● **Input records**:

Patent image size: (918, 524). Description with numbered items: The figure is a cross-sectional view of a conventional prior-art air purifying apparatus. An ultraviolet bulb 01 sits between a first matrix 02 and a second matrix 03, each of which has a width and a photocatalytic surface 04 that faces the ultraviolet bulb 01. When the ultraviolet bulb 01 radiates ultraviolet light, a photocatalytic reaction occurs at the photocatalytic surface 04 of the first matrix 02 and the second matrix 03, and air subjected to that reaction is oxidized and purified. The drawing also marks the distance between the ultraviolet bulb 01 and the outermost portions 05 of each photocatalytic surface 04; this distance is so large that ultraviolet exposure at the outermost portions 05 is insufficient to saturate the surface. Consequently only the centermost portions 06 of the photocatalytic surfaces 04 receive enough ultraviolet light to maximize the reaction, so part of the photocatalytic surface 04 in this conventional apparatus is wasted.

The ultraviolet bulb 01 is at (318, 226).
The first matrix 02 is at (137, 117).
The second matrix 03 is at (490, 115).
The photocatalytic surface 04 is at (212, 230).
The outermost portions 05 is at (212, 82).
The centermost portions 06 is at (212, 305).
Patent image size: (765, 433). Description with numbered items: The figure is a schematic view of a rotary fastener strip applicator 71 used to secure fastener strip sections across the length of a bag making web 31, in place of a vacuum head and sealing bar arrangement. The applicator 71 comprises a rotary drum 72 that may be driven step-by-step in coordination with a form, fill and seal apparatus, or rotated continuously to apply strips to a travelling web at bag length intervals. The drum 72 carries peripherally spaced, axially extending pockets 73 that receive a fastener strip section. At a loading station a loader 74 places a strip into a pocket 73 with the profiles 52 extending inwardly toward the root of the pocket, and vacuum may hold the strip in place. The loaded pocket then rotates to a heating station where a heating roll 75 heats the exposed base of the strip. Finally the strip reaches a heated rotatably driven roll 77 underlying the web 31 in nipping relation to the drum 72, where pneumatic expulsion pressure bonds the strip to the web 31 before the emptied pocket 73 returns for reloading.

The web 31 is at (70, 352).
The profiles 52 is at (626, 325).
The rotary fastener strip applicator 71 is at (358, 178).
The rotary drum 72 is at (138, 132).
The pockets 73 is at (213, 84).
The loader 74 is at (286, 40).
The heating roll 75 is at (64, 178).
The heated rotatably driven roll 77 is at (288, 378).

● **Problem details**: Return all of the lines above word for word, with nothing changed, added, or left out.

● **Exercise solution**:
Patent image size: (918, 524). Description with numbered items: The figure is a cross-sectional view of a conventional prior-art air purifying apparatus. An ultraviolet bulb 01 sits between a first matrix 02 and a second matrix 03, each of which has a width and a photocatalytic surface 04 that faces the ultraviolet bulb 01. When the ultraviolet bulb 01 radiates ultraviolet light, a photocatalytic reaction occurs at the photocatalytic surface 04 of the first matrix 02 and the second matrix 03, and air subjected to that reaction is oxidized and purified. The drawing also marks the distance between the ultraviolet bulb 01 and the outermost portions 05 of each photocatalytic surface 04; this distance is so large that ultraviolet exposure at the outermost portions 05 is insufficient to saturate the surface. Consequently only the centermost portions 06 of the photocatalytic surfaces 04 receive enough ultraviolet light to maximize the reaction, so part of the photocatalytic surface 04 in this conventional apparatus is wasted.

The ultraviolet bulb 01 is at (318, 226).
The first matrix 02 is at (137, 117).
The second matrix 03 is at (490, 115).
The photocatalytic surface 04 is at (212, 230).
The outermost portions 05 is at (212, 82).
The centermost portions 06 is at (212, 305).
Patent image size: (765, 433). Description with numbered items: The figure is a schematic view of a rotary fastener strip applicator 71 used to secure fastener strip sections across the length of a bag making web 31, in place of a vacuum head and sealing bar arrangement. The applicator 71 comprises a rotary drum 72 that may be driven step-by-step in coordination with a form, fill and seal apparatus, or rotated continuously to apply strips to a travelling web at bag length intervals. The drum 72 carries peripherally spaced, axially extending pockets 73 that receive a fastener strip section. At a loading station a loader 74 places a strip into a pocket 73 with the profiles 52 extending inwardly toward the root of the pocket, and vacuum may hold the strip in place. The loaded pocket then rotates to a heating station where a heating roll 75 heats the exposed base of the strip. Finally the strip reaches a heated rotatably driven roll 77 underlying the web 31 in nipping relation to the drum 72, where pneumatic expulsion pressure bonds the strip to the web 31 before the emptied pocket 73 returns for reloading.

The web 31 is at (70, 352).
The profiles 52 is at (626, 325).
The rotary fastener strip applicator 71 is at (358, 178).
The rotary drum 72 is at (138, 132).
The pockets 73 is at (213, 84).
The loader 74 is at (286, 40).
The heating roll 75 is at (64, 178).
The heated rotatably driven roll 77 is at (288, 378).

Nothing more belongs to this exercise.